SET EXERCISE: Of all the lines in the data below, how many contain "Diff"? Report that number alone.

(Extracts from a graphics dataset)
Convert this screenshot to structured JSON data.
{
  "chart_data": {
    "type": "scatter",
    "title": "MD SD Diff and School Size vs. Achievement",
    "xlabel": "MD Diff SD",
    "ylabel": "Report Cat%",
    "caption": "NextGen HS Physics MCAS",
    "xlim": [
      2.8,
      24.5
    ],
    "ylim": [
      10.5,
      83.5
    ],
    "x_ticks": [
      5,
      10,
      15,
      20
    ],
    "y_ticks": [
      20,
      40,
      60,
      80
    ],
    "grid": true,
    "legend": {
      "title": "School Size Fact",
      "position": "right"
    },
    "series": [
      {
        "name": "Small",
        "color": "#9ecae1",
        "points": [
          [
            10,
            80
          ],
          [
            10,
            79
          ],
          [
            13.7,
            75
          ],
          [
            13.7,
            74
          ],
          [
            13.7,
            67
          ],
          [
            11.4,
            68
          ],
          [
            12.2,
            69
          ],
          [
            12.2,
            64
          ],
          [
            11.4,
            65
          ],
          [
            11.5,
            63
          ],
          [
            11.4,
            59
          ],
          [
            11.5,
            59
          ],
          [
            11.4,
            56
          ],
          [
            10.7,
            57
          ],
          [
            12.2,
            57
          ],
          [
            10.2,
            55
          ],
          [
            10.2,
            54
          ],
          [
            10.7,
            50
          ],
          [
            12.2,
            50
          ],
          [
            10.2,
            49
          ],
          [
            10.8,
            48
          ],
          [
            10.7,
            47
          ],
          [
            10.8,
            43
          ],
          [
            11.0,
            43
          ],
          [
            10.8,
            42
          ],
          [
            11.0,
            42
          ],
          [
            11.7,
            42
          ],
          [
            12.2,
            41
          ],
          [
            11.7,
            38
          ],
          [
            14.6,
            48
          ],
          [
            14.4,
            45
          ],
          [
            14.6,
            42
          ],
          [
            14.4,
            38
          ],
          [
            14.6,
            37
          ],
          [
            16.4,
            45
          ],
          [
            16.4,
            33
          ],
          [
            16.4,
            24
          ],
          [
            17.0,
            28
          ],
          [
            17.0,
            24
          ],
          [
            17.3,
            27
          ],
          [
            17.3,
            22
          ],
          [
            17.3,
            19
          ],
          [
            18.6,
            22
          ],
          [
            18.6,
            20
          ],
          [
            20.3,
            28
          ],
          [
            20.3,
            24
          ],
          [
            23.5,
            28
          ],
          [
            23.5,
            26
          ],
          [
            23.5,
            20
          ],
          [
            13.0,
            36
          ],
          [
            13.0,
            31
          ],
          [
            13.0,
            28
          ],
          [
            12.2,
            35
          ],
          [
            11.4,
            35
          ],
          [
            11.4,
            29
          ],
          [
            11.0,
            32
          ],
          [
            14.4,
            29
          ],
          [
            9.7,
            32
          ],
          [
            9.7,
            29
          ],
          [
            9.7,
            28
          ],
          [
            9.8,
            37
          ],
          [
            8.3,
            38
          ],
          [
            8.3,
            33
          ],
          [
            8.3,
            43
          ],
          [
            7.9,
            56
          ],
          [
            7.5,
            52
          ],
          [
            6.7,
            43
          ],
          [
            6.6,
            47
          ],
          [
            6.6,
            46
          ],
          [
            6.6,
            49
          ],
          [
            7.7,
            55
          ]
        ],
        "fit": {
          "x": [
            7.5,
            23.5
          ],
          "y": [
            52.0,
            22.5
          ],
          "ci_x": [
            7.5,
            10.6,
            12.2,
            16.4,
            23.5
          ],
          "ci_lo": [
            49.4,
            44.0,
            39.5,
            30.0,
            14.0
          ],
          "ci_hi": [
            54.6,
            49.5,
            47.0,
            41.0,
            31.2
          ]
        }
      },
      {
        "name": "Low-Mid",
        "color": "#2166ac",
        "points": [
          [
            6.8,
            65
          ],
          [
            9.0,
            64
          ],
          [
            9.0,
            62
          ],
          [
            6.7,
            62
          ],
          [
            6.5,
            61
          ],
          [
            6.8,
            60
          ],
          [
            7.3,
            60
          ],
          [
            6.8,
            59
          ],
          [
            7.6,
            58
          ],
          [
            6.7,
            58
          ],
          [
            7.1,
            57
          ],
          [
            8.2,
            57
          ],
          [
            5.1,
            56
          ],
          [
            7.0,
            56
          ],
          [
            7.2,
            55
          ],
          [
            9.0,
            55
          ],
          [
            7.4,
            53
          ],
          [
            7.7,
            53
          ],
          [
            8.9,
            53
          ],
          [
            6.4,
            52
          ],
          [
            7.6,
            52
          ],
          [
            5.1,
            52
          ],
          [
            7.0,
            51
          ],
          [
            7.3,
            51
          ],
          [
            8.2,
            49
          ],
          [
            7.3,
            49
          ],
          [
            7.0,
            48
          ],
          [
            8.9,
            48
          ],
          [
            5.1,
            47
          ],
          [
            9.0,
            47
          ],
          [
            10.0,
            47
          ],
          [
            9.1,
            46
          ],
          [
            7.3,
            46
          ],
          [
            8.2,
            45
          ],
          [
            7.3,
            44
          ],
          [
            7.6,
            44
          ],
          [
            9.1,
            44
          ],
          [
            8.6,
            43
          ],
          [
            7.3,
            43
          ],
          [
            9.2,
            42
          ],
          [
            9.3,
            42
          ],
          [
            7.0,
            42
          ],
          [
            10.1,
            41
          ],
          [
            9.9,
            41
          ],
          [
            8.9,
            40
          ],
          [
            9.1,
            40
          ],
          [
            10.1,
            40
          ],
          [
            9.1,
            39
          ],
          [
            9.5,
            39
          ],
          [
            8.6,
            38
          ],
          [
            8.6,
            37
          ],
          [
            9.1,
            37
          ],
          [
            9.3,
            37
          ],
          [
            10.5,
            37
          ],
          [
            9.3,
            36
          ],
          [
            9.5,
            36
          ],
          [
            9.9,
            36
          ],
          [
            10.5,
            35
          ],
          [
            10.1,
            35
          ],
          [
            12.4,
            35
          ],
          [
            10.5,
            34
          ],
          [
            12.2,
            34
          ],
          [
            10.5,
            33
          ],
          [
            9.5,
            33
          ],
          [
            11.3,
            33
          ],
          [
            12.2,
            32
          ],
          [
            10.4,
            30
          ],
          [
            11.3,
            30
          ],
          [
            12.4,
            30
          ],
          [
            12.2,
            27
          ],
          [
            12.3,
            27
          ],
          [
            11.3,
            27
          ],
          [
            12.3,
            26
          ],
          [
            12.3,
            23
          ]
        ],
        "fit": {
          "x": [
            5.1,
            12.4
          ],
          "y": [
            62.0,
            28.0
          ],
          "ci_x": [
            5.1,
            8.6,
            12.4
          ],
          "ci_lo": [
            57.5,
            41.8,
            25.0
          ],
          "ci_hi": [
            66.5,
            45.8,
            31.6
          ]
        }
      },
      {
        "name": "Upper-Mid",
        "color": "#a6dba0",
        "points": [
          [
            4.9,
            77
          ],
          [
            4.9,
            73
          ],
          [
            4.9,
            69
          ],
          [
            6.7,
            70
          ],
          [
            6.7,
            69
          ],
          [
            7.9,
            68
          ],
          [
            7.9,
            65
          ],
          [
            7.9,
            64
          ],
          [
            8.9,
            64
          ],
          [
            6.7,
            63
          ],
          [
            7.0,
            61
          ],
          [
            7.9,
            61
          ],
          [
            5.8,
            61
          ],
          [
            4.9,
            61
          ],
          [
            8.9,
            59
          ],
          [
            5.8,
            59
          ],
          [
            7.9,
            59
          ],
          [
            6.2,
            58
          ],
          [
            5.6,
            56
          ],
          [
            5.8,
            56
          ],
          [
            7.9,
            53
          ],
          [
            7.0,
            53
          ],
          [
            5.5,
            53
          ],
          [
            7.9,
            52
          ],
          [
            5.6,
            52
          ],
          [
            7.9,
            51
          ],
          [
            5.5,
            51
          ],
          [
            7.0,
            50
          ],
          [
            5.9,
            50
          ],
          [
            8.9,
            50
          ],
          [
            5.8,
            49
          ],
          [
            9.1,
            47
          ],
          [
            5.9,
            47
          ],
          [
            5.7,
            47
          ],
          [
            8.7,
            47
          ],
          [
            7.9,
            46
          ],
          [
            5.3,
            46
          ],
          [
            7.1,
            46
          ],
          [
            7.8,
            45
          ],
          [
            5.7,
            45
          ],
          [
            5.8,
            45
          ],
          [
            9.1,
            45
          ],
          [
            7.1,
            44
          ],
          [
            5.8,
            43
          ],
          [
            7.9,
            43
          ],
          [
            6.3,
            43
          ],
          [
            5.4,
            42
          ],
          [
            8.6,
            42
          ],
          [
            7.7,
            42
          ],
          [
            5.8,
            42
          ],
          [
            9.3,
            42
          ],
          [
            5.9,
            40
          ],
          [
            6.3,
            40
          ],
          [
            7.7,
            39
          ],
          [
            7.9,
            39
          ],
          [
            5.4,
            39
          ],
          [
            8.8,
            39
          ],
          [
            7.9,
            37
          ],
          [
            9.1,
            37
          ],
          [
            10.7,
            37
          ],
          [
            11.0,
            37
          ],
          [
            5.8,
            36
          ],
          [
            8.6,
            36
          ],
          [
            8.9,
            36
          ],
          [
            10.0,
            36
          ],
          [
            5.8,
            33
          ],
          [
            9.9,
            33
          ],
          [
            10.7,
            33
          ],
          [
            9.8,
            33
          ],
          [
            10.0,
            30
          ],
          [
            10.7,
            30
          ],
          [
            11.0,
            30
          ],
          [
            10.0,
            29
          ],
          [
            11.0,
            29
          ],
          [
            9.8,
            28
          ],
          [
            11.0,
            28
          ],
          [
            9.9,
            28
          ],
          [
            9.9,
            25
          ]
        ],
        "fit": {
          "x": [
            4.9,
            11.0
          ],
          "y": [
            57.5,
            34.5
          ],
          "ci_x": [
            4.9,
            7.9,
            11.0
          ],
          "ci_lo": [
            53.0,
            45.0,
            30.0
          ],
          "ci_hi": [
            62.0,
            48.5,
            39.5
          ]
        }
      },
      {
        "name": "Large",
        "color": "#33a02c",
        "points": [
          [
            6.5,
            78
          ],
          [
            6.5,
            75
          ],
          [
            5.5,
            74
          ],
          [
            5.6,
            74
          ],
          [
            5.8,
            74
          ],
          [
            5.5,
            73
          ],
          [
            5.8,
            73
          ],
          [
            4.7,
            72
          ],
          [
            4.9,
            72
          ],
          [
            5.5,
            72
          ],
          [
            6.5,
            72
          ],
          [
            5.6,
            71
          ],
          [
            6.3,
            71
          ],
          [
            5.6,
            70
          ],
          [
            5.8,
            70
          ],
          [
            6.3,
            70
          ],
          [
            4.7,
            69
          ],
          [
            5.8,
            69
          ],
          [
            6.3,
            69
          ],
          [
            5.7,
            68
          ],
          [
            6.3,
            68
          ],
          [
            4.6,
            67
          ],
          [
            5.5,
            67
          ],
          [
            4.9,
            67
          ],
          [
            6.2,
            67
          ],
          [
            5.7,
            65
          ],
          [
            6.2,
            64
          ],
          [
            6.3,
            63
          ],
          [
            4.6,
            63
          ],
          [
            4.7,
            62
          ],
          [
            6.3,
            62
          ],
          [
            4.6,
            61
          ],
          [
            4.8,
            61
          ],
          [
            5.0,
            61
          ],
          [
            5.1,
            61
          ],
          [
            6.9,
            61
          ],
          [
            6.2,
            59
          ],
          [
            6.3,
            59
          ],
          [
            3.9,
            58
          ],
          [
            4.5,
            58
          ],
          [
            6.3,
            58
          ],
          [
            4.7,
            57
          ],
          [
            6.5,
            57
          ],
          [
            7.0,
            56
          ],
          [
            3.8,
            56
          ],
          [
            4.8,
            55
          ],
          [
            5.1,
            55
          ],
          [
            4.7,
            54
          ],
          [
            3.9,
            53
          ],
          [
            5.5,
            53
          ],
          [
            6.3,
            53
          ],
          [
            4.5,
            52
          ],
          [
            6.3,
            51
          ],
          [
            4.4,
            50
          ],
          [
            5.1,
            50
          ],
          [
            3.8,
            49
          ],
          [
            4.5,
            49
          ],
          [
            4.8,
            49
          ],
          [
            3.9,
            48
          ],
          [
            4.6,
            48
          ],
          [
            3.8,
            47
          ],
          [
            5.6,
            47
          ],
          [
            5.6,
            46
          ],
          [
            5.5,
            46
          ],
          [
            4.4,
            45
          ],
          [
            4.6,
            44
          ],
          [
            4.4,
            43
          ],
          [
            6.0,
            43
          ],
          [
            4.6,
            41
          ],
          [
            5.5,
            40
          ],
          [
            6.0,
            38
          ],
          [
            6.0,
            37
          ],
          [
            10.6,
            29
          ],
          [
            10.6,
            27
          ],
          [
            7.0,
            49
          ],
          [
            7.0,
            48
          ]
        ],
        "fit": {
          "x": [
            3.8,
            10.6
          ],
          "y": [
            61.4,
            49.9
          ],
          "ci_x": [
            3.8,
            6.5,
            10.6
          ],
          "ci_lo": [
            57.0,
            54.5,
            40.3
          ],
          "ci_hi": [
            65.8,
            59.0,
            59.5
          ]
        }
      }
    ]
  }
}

FULL OUTPUT: 2